▶ _WHAT YOU NEED TO DO_
Can you recast every line of the records below as a Markdown table with the columns Row and Line, skipping blank lines and leaving out the pictures?

▶ _LISTING_
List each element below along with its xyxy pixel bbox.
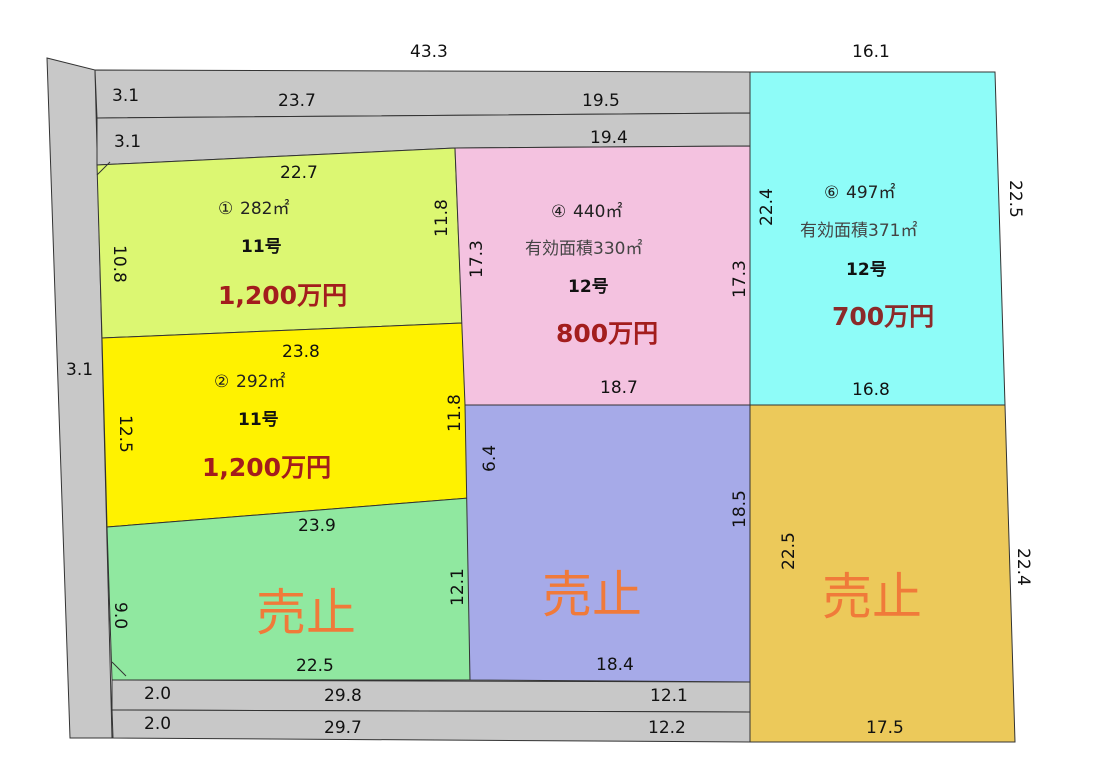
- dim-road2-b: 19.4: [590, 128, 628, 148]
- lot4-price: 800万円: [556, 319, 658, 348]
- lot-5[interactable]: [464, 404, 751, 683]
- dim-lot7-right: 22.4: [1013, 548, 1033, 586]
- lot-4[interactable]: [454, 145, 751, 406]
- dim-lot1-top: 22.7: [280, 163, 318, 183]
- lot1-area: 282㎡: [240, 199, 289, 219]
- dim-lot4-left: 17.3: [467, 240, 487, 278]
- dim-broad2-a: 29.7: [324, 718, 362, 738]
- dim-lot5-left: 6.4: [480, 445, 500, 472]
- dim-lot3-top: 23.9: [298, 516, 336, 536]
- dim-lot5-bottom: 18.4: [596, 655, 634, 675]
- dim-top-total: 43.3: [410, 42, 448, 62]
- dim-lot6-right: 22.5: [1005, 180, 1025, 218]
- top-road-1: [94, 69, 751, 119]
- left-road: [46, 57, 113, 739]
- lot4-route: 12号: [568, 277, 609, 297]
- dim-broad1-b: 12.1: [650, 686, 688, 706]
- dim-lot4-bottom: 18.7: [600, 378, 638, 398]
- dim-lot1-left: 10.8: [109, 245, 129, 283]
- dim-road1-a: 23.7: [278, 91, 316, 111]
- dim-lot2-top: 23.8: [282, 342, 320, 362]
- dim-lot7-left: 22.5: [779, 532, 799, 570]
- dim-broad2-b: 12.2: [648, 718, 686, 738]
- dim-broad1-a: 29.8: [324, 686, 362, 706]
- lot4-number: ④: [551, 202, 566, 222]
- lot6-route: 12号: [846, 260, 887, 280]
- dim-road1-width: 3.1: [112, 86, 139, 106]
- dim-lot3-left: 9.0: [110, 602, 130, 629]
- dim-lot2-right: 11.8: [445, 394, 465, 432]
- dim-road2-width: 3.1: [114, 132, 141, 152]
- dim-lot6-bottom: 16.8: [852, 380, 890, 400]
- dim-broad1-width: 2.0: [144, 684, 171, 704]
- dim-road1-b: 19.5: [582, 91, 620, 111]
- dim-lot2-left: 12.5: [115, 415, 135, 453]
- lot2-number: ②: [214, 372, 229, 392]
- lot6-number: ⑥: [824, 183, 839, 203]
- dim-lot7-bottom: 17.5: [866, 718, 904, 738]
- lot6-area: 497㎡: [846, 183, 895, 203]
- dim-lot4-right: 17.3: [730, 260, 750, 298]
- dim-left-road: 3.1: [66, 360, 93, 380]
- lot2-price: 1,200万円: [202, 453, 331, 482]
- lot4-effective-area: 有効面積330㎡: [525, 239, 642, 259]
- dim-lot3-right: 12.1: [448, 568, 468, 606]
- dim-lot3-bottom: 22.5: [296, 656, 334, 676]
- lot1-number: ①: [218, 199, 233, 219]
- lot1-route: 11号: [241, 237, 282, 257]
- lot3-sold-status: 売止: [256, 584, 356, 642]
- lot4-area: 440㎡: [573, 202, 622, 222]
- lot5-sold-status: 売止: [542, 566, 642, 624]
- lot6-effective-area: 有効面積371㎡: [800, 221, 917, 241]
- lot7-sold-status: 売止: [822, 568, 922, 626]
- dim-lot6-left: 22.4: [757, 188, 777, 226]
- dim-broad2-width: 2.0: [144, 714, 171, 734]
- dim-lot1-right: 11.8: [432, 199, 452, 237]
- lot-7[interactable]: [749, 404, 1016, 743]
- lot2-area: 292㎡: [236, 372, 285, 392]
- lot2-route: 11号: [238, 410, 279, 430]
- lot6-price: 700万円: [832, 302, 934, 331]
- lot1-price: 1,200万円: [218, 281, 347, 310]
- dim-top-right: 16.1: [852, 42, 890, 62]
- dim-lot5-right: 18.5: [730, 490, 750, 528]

▶ _TASK ANSWER_
| Row | Line |
|---|---|
| 1 | List each element below along with its xyxy pixel bbox. |
| 2 | - dim-road2-b: 19.4: [590, 128, 628, 148] |
| 3 | - lot4-price: 800万円: [556, 319, 658, 348] |
| 4 | - lot-5[interactable]: [464, 404, 751, 683] |
| 5 | - dim-lot7-right: 22.4: [1013, 548, 1033, 586] |
| 6 | - lot-4[interactable]: [454, 145, 751, 406] |
| 7 | - dim-lot1-top: 22.7: [280, 163, 318, 183] |
| 8 | - lot1-area: 282㎡: [240, 199, 289, 219] |
| 9 | - dim-lot4-left: 17.3: [467, 240, 487, 278] |
| 10 | - dim-broad2-a: 29.7: [324, 718, 362, 738] |
| 11 | - dim-lot5-left: 6.4: [480, 445, 500, 472] |
| 12 | - dim-lot3-top: 23.9: [298, 516, 336, 536] |
| 13 | - dim-lot5-bottom: 18.4: [596, 655, 634, 675] |
| 14 | - dim-top-total: 43.3: [410, 42, 448, 62] |
| 15 | - dim-lot6-right: 22.5: [1005, 180, 1025, 218] |
| 16 | - top-road-1: [94, 69, 751, 119] |
| 17 | - left-road: [46, 57, 113, 739] |
| 18 | - lot4-route: 12号: [568, 277, 609, 297] |
| 19 | - dim-broad1-b: 12.1: [650, 686, 688, 706] |
| 20 | - dim-lot4-bottom: 18.7: [600, 378, 638, 398] |
| 21 | - dim-lot1-left: 10.8: [109, 245, 129, 283] |
| 22 | - dim-road1-a: 23.7: [278, 91, 316, 111] |
| 23 | - dim-lot2-top: 23.8: [282, 342, 320, 362] |
| 24 | - dim-lot7-left: 22.5: [779, 532, 799, 570] |
| 25 | - dim-broad2-b: 12.2: [648, 718, 686, 738] |
| 26 | - dim-broad1-a: 29.8: [324, 686, 362, 706] |
| 27 | - lot4-number: ④: [551, 202, 566, 222] |
| 28 | - lot6-route: 12号: [846, 260, 887, 280] |
| 29 | - dim-road1-width: 3.1: [112, 86, 139, 106] |
| 30 | - dim-lot3-left: 9.0: [110, 602, 130, 629] |
| 31 | - dim-lot2-right: 11.8: [445, 394, 465, 432] |
| 32 | - dim-road2-width: 3.1: [114, 132, 141, 152] |
| 33 | - dim-lot6-bottom: 16.8: [852, 380, 890, 400] |
| 34 | - dim-broad1-width: 2.0: [144, 684, 171, 704] |
| 35 | - dim-road1-b: 19.5: [582, 91, 620, 111] |
| 36 | - dim-lot2-left: 12.5: [115, 415, 135, 453] |
| 37 | - lot2-number: ②: [214, 372, 229, 392] |
| 38 | - lot6-number: ⑥: [824, 183, 839, 203] |
| 39 | - dim-lot7-bottom: 17.5: [866, 718, 904, 738] |
| 40 | - lot6-area: 497㎡: [846, 183, 895, 203] |
| 41 | - dim-lot4-right: 17.3: [730, 260, 750, 298] |
| 42 | - dim-left-road: 3.1: [66, 360, 93, 380] |
| 43 | - lot2-price: 1,200万円: [202, 453, 331, 482] |
| 44 | - lot4-effective-area: 有効面積330㎡: [525, 239, 642, 259] |
| 45 | - dim-lot3-right: 12.1: [448, 568, 468, 606] |
| 46 | - dim-lot3-bottom: 22.5: [296, 656, 334, 676] |
| 47 | - lot1-number: ①: [218, 199, 233, 219] |
| 48 | - lot1-route: 11号: [241, 237, 282, 257] |
| 49 | - lot3-sold-status: 売止: [256, 584, 356, 642] |
| 50 | - lot4-area: 440㎡: [573, 202, 622, 222] |
| 51 | - lot5-sold-status: 売止: [542, 566, 642, 624] |
| 52 | - lot6-effective-area: 有効面積371㎡: [800, 221, 917, 241] |
| 53 | - lot7-sold-status: 売止: [822, 568, 922, 626] |
| 54 | - dim-lot6-left: 22.4: [757, 188, 777, 226] |
| 55 | - dim-broad2-width: 2.0: [144, 714, 171, 734] |
| 56 | - dim-lot1-right: 11.8: [432, 199, 452, 237] |
| 57 | - lot-7[interactable]: [749, 404, 1016, 743] |
| 58 | - lot2-area: 292㎡: [236, 372, 285, 392] |
| 59 | - lot2-route: 11号: [238, 410, 279, 430] |
| 60 | - lot6-price: 700万円: [832, 302, 934, 331] |
| 61 | - lot1-price: 1,200万円: [218, 281, 347, 310] |
| 62 | - dim-top-right: 16.1: [852, 42, 890, 62] |
| 63 | - dim-lot5-right: 18.5: [730, 490, 750, 528] |